>> BEGIN Entries provided

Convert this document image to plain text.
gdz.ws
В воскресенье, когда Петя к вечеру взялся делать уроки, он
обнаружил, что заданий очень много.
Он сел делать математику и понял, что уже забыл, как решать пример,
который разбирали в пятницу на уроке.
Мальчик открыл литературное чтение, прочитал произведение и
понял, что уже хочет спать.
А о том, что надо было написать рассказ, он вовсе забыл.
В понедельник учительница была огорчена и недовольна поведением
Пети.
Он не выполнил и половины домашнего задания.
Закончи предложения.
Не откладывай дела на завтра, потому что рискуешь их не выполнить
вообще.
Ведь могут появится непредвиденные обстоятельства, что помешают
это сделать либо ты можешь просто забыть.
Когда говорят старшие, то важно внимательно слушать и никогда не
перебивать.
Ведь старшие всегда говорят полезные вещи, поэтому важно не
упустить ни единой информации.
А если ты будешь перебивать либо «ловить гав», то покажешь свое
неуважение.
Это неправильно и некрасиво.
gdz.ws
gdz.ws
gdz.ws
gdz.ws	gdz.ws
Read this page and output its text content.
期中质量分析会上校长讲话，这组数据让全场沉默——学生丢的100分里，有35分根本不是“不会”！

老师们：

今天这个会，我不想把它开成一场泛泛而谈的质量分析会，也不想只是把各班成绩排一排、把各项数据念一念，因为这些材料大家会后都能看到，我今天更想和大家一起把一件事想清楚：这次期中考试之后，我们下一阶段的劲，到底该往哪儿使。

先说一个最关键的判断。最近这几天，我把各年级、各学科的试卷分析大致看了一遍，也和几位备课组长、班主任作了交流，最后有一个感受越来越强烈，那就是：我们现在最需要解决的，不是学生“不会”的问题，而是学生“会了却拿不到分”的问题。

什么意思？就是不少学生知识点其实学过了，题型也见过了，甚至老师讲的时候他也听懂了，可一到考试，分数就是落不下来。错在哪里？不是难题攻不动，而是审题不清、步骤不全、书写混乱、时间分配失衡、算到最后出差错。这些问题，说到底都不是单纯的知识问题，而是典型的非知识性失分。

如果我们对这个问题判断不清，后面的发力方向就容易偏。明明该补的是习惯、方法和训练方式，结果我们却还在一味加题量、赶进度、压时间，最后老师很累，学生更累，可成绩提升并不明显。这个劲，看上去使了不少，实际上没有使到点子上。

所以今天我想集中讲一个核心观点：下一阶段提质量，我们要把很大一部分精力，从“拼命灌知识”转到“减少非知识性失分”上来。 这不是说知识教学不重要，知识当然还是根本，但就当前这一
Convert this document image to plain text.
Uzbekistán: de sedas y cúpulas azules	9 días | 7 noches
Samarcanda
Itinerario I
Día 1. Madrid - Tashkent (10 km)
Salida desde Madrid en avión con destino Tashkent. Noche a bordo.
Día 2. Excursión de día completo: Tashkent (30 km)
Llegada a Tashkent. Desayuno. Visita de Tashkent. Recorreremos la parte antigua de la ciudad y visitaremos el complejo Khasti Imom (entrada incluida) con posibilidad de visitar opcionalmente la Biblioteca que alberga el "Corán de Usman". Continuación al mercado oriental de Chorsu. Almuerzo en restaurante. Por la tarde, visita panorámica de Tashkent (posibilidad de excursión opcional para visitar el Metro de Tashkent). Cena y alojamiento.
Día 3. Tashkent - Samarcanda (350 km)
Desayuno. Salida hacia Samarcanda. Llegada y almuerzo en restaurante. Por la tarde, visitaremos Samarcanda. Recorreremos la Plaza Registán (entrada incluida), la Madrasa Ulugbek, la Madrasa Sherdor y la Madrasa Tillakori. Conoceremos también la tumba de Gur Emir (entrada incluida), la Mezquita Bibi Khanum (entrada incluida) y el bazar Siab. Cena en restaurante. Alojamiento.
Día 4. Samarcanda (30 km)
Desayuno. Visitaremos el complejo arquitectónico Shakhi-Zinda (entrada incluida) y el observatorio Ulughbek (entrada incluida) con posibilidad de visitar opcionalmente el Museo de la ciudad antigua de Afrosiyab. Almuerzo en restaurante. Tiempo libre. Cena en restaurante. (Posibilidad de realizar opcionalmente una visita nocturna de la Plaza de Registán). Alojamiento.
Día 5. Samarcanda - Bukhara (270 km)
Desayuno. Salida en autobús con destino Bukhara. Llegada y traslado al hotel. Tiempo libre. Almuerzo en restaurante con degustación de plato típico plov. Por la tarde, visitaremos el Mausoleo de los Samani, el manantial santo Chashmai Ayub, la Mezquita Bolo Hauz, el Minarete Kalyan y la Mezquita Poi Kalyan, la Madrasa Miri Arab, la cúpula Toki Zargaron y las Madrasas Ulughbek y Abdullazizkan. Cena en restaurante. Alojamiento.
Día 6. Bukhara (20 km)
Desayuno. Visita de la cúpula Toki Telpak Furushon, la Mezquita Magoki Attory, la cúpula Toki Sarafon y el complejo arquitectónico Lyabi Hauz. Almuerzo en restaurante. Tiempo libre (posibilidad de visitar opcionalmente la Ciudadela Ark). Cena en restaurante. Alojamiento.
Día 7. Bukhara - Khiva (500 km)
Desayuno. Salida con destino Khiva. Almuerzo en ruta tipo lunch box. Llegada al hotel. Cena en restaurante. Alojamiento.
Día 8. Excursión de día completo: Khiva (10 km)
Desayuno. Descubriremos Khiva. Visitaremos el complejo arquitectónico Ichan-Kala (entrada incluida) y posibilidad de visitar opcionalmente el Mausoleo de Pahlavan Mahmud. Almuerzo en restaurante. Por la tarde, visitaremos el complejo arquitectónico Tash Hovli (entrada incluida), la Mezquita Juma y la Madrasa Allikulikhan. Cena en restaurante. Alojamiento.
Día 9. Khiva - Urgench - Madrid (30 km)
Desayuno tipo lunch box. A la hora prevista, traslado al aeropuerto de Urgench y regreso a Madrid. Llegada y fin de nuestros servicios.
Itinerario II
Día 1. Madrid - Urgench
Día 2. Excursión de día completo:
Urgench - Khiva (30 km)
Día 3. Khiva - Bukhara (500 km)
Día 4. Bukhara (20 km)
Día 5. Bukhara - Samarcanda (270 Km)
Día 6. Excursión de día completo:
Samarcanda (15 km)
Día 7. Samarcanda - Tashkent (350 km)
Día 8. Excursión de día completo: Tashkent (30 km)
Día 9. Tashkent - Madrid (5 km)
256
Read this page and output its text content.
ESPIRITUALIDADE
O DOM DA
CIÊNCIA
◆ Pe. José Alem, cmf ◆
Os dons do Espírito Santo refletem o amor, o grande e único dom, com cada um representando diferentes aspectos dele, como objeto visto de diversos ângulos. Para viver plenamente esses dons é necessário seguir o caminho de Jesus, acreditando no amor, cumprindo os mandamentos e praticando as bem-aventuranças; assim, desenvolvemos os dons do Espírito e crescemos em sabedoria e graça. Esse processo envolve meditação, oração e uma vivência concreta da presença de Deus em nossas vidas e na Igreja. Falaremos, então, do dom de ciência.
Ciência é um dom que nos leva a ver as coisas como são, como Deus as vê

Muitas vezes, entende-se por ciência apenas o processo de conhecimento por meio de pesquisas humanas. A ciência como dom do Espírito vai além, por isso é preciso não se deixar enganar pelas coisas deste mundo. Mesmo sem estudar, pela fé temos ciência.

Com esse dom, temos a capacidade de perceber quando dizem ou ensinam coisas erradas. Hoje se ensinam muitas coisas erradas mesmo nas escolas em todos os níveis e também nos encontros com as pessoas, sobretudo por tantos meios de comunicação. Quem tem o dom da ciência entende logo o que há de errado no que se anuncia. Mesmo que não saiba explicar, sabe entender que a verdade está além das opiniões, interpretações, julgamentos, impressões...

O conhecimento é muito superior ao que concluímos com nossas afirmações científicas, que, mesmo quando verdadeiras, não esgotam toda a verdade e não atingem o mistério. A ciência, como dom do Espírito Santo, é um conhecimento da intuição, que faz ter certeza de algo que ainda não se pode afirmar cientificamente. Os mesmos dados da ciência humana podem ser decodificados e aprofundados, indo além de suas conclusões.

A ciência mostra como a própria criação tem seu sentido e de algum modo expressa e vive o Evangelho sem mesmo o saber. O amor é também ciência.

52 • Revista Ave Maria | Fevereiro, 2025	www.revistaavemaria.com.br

>> END Entries provided

_Problem_.
Search the lines above for the string "arquitectónico", then show every one that has it.

_Task solution_.
Desayuno. Visitaremos el complejo arquitectónico Shakhi-Zinda (entrada incluida) y el observatorio Ulughbek (entrada incluida) con posibilidad de visitar opcionalmente el Museo de la ciudad antigua de Afrosiyab. Almuerzo en restaurante. Tiempo libre. Cena en restaurante. (Posibilidad de realizar opcionalmente una visita nocturna de la Plaza de Registán). Alojamiento.
Desayuno. Visita de la cúpula Toki Telpak Furushon, la Mezquita Magoki Attory, la cúpula Toki Sarafon y el complejo arquitectónico Lyabi Hauz. Almuerzo en restaurante. Tiempo libre (posibilidad de visitar opcionalmente la Ciudadela Ark). Cena en restaurante. Alojamiento.
Desayuno. Descubriremos Khiva. Visitaremos el complejo arquitectónico Ichan-Kala (entrada incluida) y posibilidad de visitar opcionalmente el Mausoleo de Pahlavan Mahmud. Almuerzo en restaurante. Por la tarde, visitaremos el complejo arquitectónico Tash Hovli (entrada incluida), la Mezquita Juma y la Madrasa Allikulikhan. Cena en restaurante. Alojamiento.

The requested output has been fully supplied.